Images are not part of the copy; write out the rest of the data exactly as given.

— START —

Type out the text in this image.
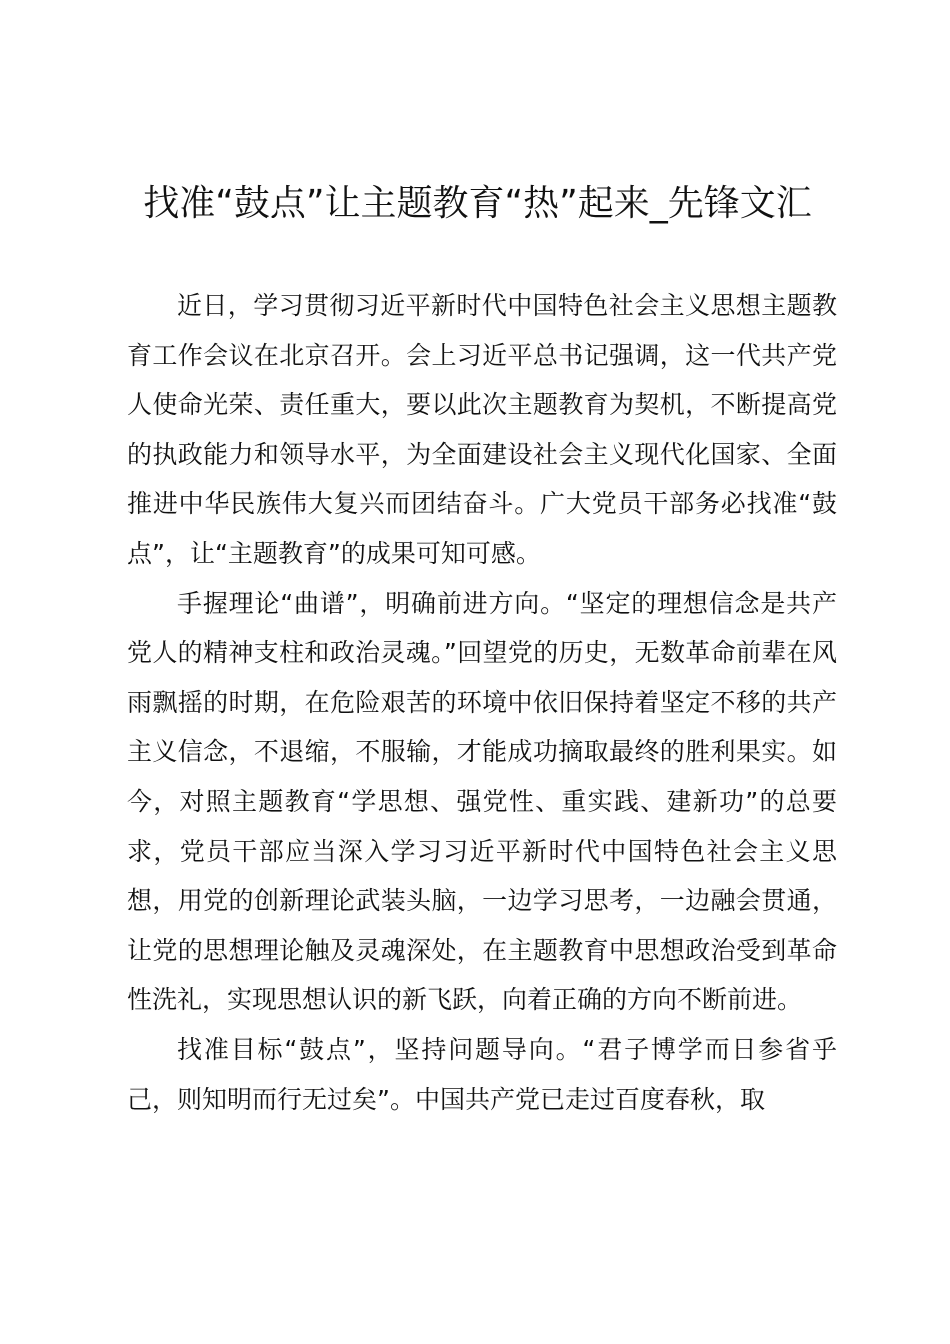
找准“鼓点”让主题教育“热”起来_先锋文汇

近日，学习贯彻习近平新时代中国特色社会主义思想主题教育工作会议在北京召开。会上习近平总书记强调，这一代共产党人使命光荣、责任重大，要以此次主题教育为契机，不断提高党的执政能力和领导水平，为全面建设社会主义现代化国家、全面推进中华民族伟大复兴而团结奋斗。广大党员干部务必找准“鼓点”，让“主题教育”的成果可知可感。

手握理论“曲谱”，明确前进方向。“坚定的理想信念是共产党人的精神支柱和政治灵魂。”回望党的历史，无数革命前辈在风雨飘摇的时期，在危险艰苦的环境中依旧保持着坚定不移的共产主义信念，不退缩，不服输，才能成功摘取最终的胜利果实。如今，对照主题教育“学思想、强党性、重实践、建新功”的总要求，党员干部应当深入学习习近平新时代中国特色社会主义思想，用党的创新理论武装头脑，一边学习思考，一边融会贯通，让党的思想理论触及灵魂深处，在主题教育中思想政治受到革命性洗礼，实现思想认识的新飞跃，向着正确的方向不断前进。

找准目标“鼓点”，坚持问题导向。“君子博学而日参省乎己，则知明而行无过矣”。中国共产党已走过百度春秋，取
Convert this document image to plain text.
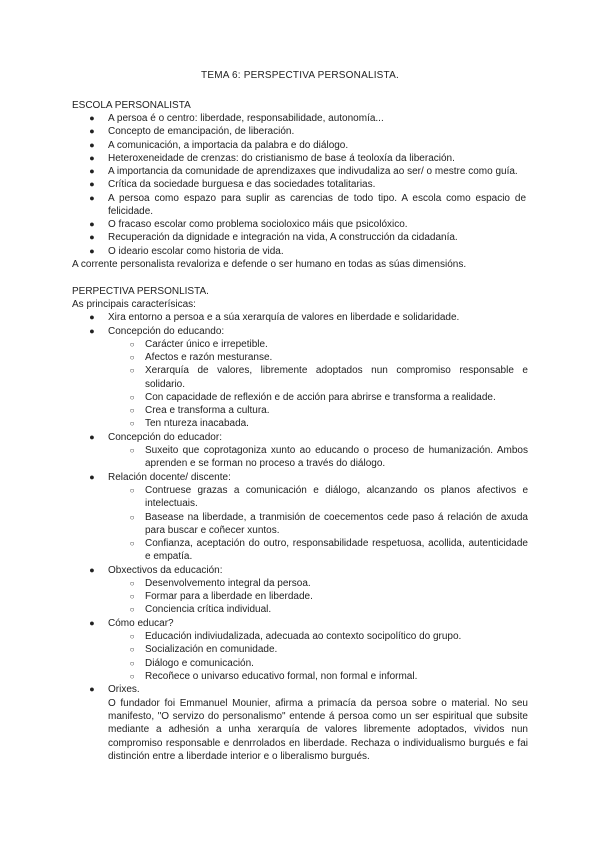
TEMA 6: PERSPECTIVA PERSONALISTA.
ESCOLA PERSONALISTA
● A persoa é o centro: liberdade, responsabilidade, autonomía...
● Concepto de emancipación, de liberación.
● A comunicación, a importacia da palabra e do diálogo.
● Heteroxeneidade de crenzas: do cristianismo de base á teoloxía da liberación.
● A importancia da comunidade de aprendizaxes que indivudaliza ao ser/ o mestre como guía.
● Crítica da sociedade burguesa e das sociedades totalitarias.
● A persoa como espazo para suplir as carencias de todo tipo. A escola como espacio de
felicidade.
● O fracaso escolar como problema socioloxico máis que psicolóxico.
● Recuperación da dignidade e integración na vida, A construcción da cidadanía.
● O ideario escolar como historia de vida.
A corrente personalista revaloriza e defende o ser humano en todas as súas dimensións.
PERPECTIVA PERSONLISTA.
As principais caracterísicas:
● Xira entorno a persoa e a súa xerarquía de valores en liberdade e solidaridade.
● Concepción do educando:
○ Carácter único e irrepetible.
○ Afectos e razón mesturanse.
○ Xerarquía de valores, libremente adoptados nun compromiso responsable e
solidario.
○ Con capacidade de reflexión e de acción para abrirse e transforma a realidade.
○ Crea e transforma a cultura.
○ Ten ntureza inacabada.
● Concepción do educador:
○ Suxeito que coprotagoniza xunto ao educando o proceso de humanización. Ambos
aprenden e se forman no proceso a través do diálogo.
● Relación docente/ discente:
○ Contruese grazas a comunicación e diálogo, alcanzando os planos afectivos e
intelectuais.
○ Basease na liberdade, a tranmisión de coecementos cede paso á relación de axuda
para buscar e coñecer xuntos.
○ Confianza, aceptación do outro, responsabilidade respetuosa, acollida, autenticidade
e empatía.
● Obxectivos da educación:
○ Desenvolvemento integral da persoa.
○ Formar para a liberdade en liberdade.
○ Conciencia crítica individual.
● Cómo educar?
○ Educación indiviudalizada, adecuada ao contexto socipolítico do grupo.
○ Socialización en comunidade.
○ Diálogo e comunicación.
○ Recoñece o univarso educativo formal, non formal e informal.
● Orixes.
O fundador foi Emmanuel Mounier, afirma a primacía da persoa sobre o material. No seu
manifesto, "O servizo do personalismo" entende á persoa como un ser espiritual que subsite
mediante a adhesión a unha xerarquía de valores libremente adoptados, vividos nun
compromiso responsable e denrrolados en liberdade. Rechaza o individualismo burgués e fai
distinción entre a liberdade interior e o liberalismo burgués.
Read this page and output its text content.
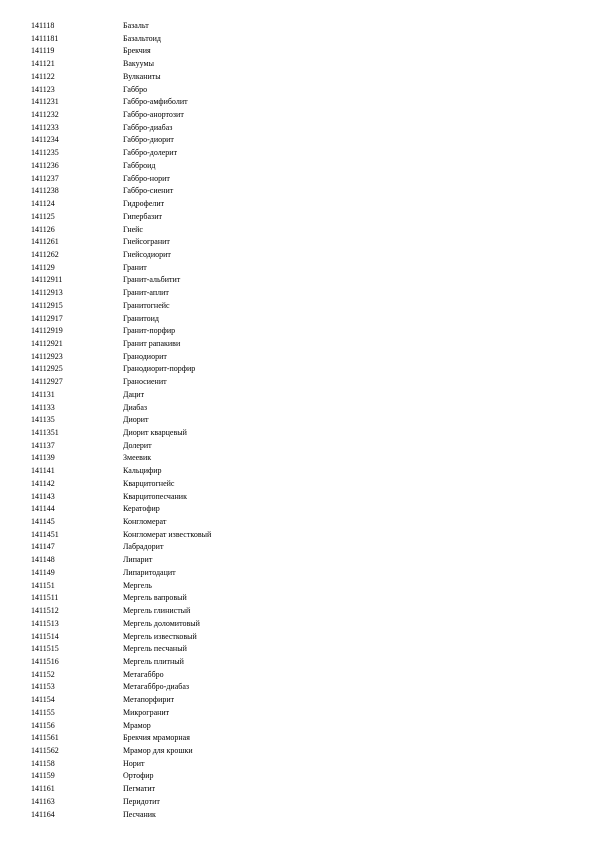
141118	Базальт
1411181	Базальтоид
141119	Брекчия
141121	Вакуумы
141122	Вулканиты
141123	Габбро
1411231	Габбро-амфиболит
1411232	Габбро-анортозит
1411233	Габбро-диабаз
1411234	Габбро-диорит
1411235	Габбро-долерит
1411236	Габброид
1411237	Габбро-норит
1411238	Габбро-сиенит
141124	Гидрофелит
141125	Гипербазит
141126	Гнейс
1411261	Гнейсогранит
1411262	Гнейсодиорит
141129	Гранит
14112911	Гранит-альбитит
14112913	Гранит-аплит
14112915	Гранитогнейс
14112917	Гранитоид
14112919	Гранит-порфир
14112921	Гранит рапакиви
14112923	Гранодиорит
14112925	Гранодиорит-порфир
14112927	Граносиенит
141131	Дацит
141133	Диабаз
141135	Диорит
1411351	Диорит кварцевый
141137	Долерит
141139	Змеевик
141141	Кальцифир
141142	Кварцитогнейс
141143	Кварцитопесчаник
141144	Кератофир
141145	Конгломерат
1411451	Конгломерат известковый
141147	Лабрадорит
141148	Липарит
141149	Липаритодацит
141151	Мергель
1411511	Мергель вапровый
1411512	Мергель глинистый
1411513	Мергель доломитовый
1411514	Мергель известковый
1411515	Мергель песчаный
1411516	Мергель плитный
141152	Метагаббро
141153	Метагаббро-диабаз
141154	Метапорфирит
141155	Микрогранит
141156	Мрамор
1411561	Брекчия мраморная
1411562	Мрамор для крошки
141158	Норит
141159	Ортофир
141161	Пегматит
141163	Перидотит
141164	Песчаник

— END —

Task output:
Type out the text in this image.
找准“鼓点”让主题教育“热”起来_先锋文汇

近日，学习贯彻习近平新时代中国特色社会主义思想主题教育工作会议在北京召开。会上习近平总书记强调，这一代共产党人使命光荣、责任重大，要以此次主题教育为契机，不断提高党的执政能力和领导水平，为全面建设社会主义现代化国家、全面推进中华民族伟大复兴而团结奋斗。广大党员干部务必找准“鼓点”，让“主题教育”的成果可知可感。

手握理论“曲谱”，明确前进方向。“坚定的理想信念是共产党人的精神支柱和政治灵魂。”回望党的历史，无数革命前辈在风雨飘摇的时期，在危险艰苦的环境中依旧保持着坚定不移的共产主义信念，不退缩，不服输，才能成功摘取最终的胜利果实。如今，对照主题教育“学思想、强党性、重实践、建新功”的总要求，党员干部应当深入学习习近平新时代中国特色社会主义思想，用党的创新理论武装头脑，一边学习思考，一边融会贯通，让党的思想理论触及灵魂深处，在主题教育中思想政治受到革命性洗礼，实现思想认识的新飞跃，向着正确的方向不断前进。

找准目标“鼓点”，坚持问题导向。“君子博学而日参省乎己，则知明而行无过矣”。中国共产党已走过百度春秋，取
Convert this document image to plain text.
TEMA 6: PERSPECTIVA PERSONALISTA.
ESCOLA PERSONALISTA
● A persoa é o centro: liberdade, responsabilidade, autonomía...
● Concepto de emancipación, de liberación.
● A comunicación, a importacia da palabra e do diálogo.
● Heteroxeneidade de crenzas: do cristianismo de base á teoloxía da liberación.
● A importancia da comunidade de aprendizaxes que indivudaliza ao ser/ o mestre como guía.
● Crítica da sociedade burguesa e das sociedades totalitarias.
● A persoa como espazo para suplir as carencias de todo tipo. A escola como espacio de
felicidade.
● O fracaso escolar como problema socioloxico máis que psicolóxico.
● Recuperación da dignidade e integración na vida, A construcción da cidadanía.
● O ideario escolar como historia de vida.
A corrente personalista revaloriza e defende o ser humano en todas as súas dimensións.
PERPECTIVA PERSONLISTA.
As principais caracterísicas:
● Xira entorno a persoa e a súa xerarquía de valores en liberdade e solidaridade.
● Concepción do educando:
○ Carácter único e irrepetible.
○ Afectos e razón mesturanse.
○ Xerarquía de valores, libremente adoptados nun compromiso responsable e
solidario.
○ Con capacidade de reflexión e de acción para abrirse e transforma a realidade.
○ Crea e transforma a cultura.
○ Ten ntureza inacabada.
● Concepción do educador:
○ Suxeito que coprotagoniza xunto ao educando o proceso de humanización. Ambos
aprenden e se forman no proceso a través do diálogo.
● Relación docente/ discente:
○ Contruese grazas a comunicación e diálogo, alcanzando os planos afectivos e
intelectuais.
○ Basease na liberdade, a tranmisión de coecementos cede paso á relación de axuda
para buscar e coñecer xuntos.
○ Confianza, aceptación do outro, responsabilidade respetuosa, acollida, autenticidade
e empatía.
● Obxectivos da educación:
○ Desenvolvemento integral da persoa.
○ Formar para a liberdade en liberdade.
○ Conciencia crítica individual.
● Cómo educar?
○ Educación indiviudalizada, adecuada ao contexto socipolítico do grupo.
○ Socialización en comunidade.
○ Diálogo e comunicación.
○ Recoñece o univarso educativo formal, non formal e informal.
● Orixes.
O fundador foi Emmanuel Mounier, afirma a primacía da persoa sobre o material. No seu
manifesto, "O servizo do personalismo" entende á persoa como un ser espiritual que subsite
mediante a adhesión a unha xerarquía de valores libremente adoptados, vividos nun
compromiso responsable e denrrolados en liberdade. Rechaza o individualismo burgués e fai
distinción entre a liberdade interior e o liberalismo burgués.
Read this page and output its text content.
141118	Базальт
1411181	Базальтоид
141119	Брекчия
141121	Вакуумы
141122	Вулканиты
141123	Габбро
1411231	Габбро-амфиболит
1411232	Габбро-анортозит
1411233	Габбро-диабаз
1411234	Габбро-диорит
1411235	Габбро-долерит
1411236	Габброид
1411237	Габбро-норит
1411238	Габбро-сиенит
141124	Гидрофелит
141125	Гипербазит
141126	Гнейс
1411261	Гнейсогранит
1411262	Гнейсодиорит
141129	Гранит
14112911	Гранит-альбитит
14112913	Гранит-аплит
14112915	Гранитогнейс
14112917	Гранитоид
14112919	Гранит-порфир
14112921	Гранит рапакиви
14112923	Гранодиорит
14112925	Гранодиорит-порфир
14112927	Граносиенит
141131	Дацит
141133	Диабаз
141135	Диорит
1411351	Диорит кварцевый
141137	Долерит
141139	Змеевик
141141	Кальцифир
141142	Кварцитогнейс
141143	Кварцитопесчаник
141144	Кератофир
141145	Конгломерат
1411451	Конгломерат известковый
141147	Лабрадорит
141148	Липарит
141149	Липаритодацит
141151	Мергель
1411511	Мергель вапровый
1411512	Мергель глинистый
1411513	Мергель доломитовый
1411514	Мергель известковый
1411515	Мергель песчаный
1411516	Мергель плитный
141152	Метагаббро
141153	Метагаббро-диабаз
141154	Метапорфирит
141155	Микрогранит
141156	Мрамор
1411561	Брекчия мраморная
1411562	Мрамор для крошки
141158	Норит
141159	Ортофир
141161	Пегматит
141163	Перидотит
141164	Песчаник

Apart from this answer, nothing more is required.